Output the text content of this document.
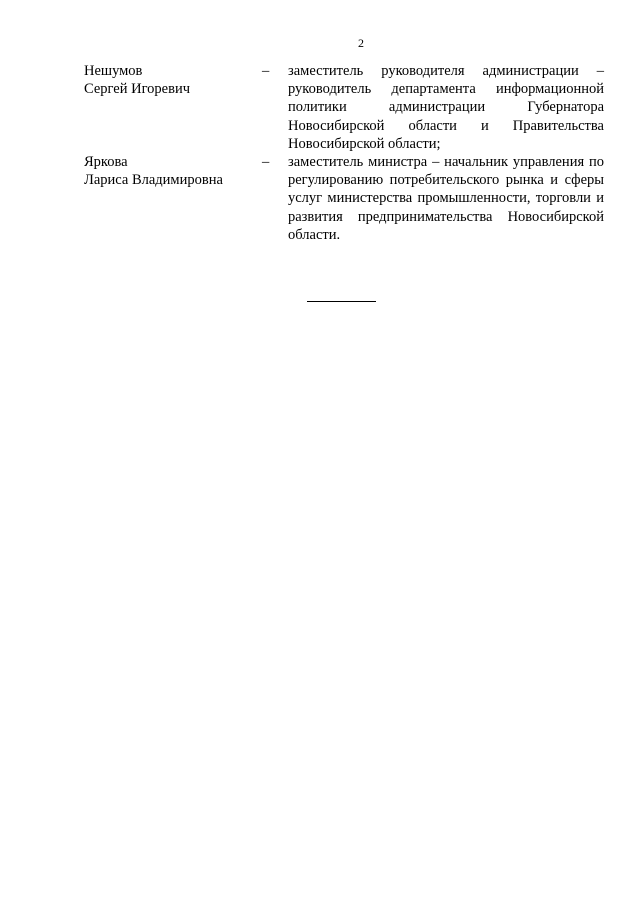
2
Нешумов
Сергей Игоревич
–	заместитель руководителя администрации – руководитель департамента информационной политики администрации Губернатора Новосибирской области и Правительства Новосибирской области;
Яркова
Лариса Владимировна
–	заместитель министра – начальник управления по регулированию потребительского рынка и сферы услуг министерства промышленности, торговли и развития предпринимательства Новосибирской области.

Stated problem: Output the data exactly. Pictures don't belong in the result.

Answer:
Output the text content of this document.
2
Нешумов
Сергей Игоревич
–	заместитель руководителя администрации – руководитель департамента информационной политики администрации Губернатора Новосибирской области и Правительства Новосибирской области;
Яркова
Лариса Владимировна
–	заместитель министра – начальник управления по регулированию потребительского рынка и сферы услуг министерства промышленности, торговли и развития предпринимательства Новосибирской области.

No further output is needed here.